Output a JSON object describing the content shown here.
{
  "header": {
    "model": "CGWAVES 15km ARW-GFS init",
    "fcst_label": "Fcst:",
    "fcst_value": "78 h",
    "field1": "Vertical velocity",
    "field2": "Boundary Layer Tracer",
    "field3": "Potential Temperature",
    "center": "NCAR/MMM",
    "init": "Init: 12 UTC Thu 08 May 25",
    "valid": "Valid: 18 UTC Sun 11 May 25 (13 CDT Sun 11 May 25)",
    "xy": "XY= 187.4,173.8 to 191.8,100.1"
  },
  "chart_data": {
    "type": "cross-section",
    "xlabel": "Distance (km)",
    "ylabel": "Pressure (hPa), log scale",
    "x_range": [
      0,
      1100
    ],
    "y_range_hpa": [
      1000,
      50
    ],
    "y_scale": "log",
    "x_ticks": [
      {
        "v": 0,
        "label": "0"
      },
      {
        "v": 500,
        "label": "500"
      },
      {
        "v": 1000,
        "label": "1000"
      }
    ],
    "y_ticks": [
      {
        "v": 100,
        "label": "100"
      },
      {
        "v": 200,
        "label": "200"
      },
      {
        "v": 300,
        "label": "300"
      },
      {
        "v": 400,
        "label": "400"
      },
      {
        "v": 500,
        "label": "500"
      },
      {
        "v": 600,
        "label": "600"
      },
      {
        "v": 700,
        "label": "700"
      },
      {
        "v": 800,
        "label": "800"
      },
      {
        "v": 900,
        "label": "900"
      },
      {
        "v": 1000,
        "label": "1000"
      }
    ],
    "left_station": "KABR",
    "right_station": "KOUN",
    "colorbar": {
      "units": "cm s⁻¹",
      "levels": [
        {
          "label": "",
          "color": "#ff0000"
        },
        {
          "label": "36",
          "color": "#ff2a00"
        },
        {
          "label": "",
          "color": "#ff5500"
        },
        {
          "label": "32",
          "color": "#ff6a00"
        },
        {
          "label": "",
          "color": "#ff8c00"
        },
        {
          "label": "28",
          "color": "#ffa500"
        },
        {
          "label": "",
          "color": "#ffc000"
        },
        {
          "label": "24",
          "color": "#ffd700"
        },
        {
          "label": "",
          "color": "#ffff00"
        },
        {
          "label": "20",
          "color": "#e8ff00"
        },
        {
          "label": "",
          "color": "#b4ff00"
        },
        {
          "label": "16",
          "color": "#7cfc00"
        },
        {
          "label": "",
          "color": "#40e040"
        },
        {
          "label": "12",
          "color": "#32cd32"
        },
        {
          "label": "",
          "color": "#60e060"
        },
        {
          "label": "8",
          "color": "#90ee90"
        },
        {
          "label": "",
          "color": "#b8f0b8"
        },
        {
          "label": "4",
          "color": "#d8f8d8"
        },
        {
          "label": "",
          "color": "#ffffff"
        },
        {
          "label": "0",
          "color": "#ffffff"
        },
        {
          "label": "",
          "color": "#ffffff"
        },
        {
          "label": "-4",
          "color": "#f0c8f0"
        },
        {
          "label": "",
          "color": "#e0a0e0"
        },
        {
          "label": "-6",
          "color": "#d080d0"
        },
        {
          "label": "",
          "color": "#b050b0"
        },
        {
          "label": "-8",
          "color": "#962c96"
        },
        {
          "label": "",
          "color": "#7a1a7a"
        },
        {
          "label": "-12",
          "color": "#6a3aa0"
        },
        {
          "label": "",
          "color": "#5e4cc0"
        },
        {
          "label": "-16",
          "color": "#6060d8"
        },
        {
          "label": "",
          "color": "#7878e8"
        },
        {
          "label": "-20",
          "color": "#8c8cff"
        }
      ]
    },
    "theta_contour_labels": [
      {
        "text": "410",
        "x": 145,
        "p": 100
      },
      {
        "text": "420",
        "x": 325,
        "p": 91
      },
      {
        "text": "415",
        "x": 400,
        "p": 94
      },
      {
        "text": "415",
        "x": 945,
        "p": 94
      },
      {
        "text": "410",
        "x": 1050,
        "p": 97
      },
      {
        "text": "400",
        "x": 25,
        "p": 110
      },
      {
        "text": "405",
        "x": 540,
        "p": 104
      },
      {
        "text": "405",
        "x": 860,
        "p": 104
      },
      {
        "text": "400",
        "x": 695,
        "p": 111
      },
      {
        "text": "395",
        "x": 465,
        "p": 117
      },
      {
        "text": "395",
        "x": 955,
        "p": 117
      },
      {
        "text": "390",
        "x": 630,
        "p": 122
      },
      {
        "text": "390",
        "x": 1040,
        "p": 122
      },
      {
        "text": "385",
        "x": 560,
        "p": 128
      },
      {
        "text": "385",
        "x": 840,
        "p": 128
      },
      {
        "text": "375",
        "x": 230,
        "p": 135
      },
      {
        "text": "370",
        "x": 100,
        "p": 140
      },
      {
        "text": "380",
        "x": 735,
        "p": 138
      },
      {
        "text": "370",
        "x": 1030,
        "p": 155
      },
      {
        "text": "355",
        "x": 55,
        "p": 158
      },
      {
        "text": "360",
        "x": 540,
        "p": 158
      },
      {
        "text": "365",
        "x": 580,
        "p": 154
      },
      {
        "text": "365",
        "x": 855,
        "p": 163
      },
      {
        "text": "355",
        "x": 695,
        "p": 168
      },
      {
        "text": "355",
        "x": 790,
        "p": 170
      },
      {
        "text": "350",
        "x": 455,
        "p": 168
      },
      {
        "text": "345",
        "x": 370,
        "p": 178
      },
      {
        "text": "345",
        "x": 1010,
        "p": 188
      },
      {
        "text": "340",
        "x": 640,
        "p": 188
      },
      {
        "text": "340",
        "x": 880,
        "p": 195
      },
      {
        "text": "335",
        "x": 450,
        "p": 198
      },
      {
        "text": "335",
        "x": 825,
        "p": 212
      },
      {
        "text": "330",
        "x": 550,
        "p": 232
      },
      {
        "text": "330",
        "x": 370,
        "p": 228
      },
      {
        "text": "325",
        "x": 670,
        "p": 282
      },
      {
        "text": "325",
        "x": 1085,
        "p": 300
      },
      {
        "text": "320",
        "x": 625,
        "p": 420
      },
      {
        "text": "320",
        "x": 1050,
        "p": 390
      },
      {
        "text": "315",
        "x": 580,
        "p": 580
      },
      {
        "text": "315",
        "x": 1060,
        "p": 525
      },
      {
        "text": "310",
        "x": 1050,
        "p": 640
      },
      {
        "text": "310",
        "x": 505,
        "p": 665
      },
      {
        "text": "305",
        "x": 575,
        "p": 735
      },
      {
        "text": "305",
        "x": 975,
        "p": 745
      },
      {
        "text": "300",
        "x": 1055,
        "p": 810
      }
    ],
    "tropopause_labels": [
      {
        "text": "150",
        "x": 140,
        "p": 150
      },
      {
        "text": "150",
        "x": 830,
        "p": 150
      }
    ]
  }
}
++++++++++++++++++++
> [Aim]: Collect the complete line wherever the string "init" appears in the records.

> [Solution]:
    "model": "CGWAVES 15km ARW-GFS init",
    "init": "Init: 12 UTC Thu 08 May 25",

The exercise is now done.